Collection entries
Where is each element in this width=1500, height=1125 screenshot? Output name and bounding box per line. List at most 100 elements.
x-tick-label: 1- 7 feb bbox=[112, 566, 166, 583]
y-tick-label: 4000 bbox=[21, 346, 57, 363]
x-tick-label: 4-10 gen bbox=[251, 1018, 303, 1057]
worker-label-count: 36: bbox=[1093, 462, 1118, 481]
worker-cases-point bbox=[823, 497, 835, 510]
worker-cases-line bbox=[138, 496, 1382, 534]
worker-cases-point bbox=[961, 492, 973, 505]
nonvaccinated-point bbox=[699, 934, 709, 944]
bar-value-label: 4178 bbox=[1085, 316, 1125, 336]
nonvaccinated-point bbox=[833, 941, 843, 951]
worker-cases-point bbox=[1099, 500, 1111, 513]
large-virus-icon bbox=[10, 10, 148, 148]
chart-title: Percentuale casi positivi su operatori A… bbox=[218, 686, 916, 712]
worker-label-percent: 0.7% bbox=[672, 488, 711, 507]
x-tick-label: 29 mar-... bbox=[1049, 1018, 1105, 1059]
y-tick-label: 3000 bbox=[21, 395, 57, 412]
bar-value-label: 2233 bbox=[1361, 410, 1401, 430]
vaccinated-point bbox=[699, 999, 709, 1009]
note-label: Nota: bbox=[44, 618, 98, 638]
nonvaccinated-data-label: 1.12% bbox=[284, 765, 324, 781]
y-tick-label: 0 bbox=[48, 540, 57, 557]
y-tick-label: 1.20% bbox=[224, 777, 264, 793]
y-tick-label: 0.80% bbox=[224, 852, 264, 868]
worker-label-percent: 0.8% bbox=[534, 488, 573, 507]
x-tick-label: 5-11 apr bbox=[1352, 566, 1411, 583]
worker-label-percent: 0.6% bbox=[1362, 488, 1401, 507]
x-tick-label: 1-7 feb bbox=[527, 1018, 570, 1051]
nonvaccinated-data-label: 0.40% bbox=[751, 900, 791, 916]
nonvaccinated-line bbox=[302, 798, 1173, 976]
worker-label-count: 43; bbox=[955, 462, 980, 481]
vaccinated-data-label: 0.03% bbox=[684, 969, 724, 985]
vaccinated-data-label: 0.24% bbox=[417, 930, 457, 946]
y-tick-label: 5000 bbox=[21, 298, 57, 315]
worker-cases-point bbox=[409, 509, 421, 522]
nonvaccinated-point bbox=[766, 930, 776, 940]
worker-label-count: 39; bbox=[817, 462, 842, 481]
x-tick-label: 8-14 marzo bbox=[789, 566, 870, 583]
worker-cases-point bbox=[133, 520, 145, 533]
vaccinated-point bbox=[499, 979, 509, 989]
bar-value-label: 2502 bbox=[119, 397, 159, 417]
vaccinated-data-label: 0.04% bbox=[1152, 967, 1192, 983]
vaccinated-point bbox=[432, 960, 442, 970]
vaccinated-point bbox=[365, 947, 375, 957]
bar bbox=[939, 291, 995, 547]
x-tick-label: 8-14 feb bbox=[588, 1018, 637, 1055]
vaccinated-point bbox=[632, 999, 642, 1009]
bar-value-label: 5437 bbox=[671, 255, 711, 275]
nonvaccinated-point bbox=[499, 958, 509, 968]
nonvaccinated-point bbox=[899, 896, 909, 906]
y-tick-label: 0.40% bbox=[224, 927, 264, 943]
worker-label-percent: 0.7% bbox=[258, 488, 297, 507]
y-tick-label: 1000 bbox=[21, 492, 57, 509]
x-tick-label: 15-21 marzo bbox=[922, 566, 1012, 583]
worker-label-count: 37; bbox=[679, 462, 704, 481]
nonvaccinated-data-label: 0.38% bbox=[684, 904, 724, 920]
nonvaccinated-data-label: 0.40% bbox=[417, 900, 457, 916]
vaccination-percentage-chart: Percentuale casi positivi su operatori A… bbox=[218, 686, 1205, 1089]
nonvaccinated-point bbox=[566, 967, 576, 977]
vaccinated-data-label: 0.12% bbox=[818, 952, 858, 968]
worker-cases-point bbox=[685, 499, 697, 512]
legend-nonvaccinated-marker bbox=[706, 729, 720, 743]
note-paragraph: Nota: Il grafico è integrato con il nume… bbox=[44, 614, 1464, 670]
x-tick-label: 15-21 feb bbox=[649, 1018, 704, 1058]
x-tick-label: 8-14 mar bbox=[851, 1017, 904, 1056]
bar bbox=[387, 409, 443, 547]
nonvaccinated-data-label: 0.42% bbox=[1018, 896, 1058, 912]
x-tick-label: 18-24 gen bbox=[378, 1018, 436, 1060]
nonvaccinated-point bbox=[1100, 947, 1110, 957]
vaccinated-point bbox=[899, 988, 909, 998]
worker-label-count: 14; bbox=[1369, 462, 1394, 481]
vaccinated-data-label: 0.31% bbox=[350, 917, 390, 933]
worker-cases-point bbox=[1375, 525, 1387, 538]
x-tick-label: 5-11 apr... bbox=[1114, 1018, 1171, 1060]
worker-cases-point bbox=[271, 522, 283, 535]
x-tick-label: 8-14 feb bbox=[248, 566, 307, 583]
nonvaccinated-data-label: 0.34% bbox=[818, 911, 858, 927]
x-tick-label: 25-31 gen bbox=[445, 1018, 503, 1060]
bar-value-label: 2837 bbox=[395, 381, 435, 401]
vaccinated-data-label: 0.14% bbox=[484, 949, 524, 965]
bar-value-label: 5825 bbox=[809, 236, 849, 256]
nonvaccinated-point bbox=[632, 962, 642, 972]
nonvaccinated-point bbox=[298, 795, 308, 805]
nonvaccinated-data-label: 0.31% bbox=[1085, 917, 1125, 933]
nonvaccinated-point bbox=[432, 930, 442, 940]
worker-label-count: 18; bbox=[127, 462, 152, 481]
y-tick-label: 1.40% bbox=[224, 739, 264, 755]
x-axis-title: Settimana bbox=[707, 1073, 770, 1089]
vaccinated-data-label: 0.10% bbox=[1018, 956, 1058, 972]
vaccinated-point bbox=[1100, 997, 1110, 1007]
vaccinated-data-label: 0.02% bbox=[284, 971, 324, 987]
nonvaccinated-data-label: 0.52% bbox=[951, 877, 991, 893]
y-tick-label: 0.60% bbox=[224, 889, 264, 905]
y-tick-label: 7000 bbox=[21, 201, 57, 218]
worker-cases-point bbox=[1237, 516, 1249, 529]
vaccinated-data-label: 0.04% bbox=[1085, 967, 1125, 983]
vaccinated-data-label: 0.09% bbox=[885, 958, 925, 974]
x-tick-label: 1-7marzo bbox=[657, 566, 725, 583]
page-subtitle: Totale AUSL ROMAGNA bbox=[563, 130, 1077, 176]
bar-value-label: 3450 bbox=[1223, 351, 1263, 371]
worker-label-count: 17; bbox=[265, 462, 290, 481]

▸ **Your instructions**
Please write out the records above once more, exactly and completely.

▸ **Task solution**
Where is each element in this width=1500, height=1125 screenshot? Output name and bounding box per line. List at most 100 elements.
x-tick-label: 1- 7 feb bbox=[112, 566, 166, 583]
y-tick-label: 4000 bbox=[21, 346, 57, 363]
x-tick-label: 4-10 gen bbox=[251, 1018, 303, 1057]
worker-label-count: 36: bbox=[1093, 462, 1118, 481]
worker-cases-point bbox=[823, 497, 835, 510]
worker-cases-line bbox=[138, 496, 1382, 534]
worker-cases-point bbox=[961, 492, 973, 505]
nonvaccinated-point bbox=[699, 934, 709, 944]
bar-value-label: 4178 bbox=[1085, 316, 1125, 336]
nonvaccinated-point bbox=[833, 941, 843, 951]
worker-cases-point bbox=[1099, 500, 1111, 513]
large-virus-icon bbox=[10, 10, 148, 148]
chart-title: Percentuale casi positivi su operatori A… bbox=[218, 686, 916, 712]
worker-label-percent: 0.7% bbox=[672, 488, 711, 507]
x-tick-label: 29 mar-... bbox=[1049, 1018, 1105, 1059]
y-tick-label: 3000 bbox=[21, 395, 57, 412]
bar-value-label: 2233 bbox=[1361, 410, 1401, 430]
vaccinated-point bbox=[699, 999, 709, 1009]
note-label: Nota: bbox=[44, 618, 98, 638]
nonvaccinated-data-label: 1.12% bbox=[284, 765, 324, 781]
y-tick-label: 0 bbox=[48, 540, 57, 557]
y-tick-label: 1.20% bbox=[224, 777, 264, 793]
y-tick-label: 0.80% bbox=[224, 852, 264, 868]
worker-label-percent: 0.8% bbox=[534, 488, 573, 507]
x-tick-label: 5-11 apr bbox=[1352, 566, 1411, 583]
worker-label-percent: 0.6% bbox=[1362, 488, 1401, 507]
x-tick-label: 1-7 feb bbox=[527, 1018, 570, 1051]
nonvaccinated-data-label: 0.40% bbox=[751, 900, 791, 916]
nonvaccinated-line bbox=[302, 798, 1173, 976]
worker-label-count: 43; bbox=[955, 462, 980, 481]
vaccinated-data-label: 0.03% bbox=[684, 969, 724, 985]
vaccinated-data-label: 0.24% bbox=[417, 930, 457, 946]
y-tick-label: 5000 bbox=[21, 298, 57, 315]
worker-cases-point bbox=[409, 509, 421, 522]
nonvaccinated-point bbox=[766, 930, 776, 940]
worker-label-count: 39; bbox=[817, 462, 842, 481]
x-tick-label: 8-14 marzo bbox=[789, 566, 870, 583]
worker-cases-point bbox=[133, 520, 145, 533]
vaccinated-point bbox=[499, 979, 509, 989]
bar-value-label: 2502 bbox=[119, 397, 159, 417]
vaccinated-data-label: 0.04% bbox=[1152, 967, 1192, 983]
vaccinated-point bbox=[432, 960, 442, 970]
vaccinated-point bbox=[365, 947, 375, 957]
bar bbox=[939, 291, 995, 547]
x-tick-label: 8-14 feb bbox=[588, 1018, 637, 1055]
vaccinated-point bbox=[632, 999, 642, 1009]
bar-value-label: 5437 bbox=[671, 255, 711, 275]
nonvaccinated-point bbox=[499, 958, 509, 968]
nonvaccinated-point bbox=[899, 896, 909, 906]
y-tick-label: 0.40% bbox=[224, 927, 264, 943]
worker-label-percent: 0.7% bbox=[258, 488, 297, 507]
y-tick-label: 1000 bbox=[21, 492, 57, 509]
x-tick-label: 15-21 marzo bbox=[922, 566, 1012, 583]
worker-label-count: 37; bbox=[679, 462, 704, 481]
nonvaccinated-data-label: 0.38% bbox=[684, 904, 724, 920]
nonvaccinated-data-label: 0.40% bbox=[417, 900, 457, 916]
vaccination-percentage-chart: Percentuale casi positivi su operatori A… bbox=[218, 686, 1205, 1089]
nonvaccinated-point bbox=[566, 967, 576, 977]
vaccinated-data-label: 0.12% bbox=[818, 952, 858, 968]
worker-cases-point bbox=[685, 499, 697, 512]
legend-nonvaccinated-marker bbox=[706, 729, 720, 743]
note-paragraph: Nota: Il grafico è integrato con il nume… bbox=[44, 614, 1464, 670]
x-tick-label: 15-21 feb bbox=[649, 1018, 704, 1058]
x-tick-label: 8-14 mar bbox=[851, 1017, 904, 1056]
bar bbox=[387, 409, 443, 547]
nonvaccinated-data-label: 0.42% bbox=[1018, 896, 1058, 912]
x-tick-label: 18-24 gen bbox=[378, 1018, 436, 1060]
nonvaccinated-point bbox=[1100, 947, 1110, 957]
vaccinated-point bbox=[899, 988, 909, 998]
worker-label-count: 14; bbox=[1369, 462, 1394, 481]
vaccinated-data-label: 0.31% bbox=[350, 917, 390, 933]
worker-cases-point bbox=[1375, 525, 1387, 538]
x-tick-label: 5-11 apr... bbox=[1114, 1018, 1171, 1060]
worker-cases-point bbox=[271, 522, 283, 535]
x-tick-label: 8-14 feb bbox=[248, 566, 307, 583]
nonvaccinated-data-label: 0.34% bbox=[818, 911, 858, 927]
x-tick-label: 25-31 gen bbox=[445, 1018, 503, 1060]
bar-value-label: 2837 bbox=[395, 381, 435, 401]
vaccinated-data-label: 0.14% bbox=[484, 949, 524, 965]
bar-value-label: 5825 bbox=[809, 236, 849, 256]
nonvaccinated-point bbox=[632, 962, 642, 972]
nonvaccinated-point bbox=[298, 795, 308, 805]
nonvaccinated-data-label: 0.31% bbox=[1085, 917, 1125, 933]
nonvaccinated-point bbox=[432, 930, 442, 940]
worker-label-count: 18; bbox=[127, 462, 152, 481]
y-tick-label: 1.40% bbox=[224, 739, 264, 755]
x-axis-title: Settimana bbox=[707, 1073, 770, 1089]
vaccinated-data-label: 0.10% bbox=[1018, 956, 1058, 972]
vaccinated-point bbox=[1100, 997, 1110, 1007]
vaccinated-data-label: 0.02% bbox=[284, 971, 324, 987]
nonvaccinated-data-label: 0.52% bbox=[951, 877, 991, 893]
y-tick-label: 0.60% bbox=[224, 889, 264, 905]
y-tick-label: 7000 bbox=[21, 201, 57, 218]
worker-cases-point bbox=[1237, 516, 1249, 529]
vaccinated-data-label: 0.04% bbox=[1085, 967, 1125, 983]
vaccinated-data-label: 0.09% bbox=[885, 958, 925, 974]
x-tick-label: 1-7marzo bbox=[657, 566, 725, 583]
page-subtitle: Totale AUSL ROMAGNA bbox=[563, 130, 1077, 176]
bar-value-label: 3450 bbox=[1223, 351, 1263, 371]
worker-label-count: 17; bbox=[265, 462, 290, 481]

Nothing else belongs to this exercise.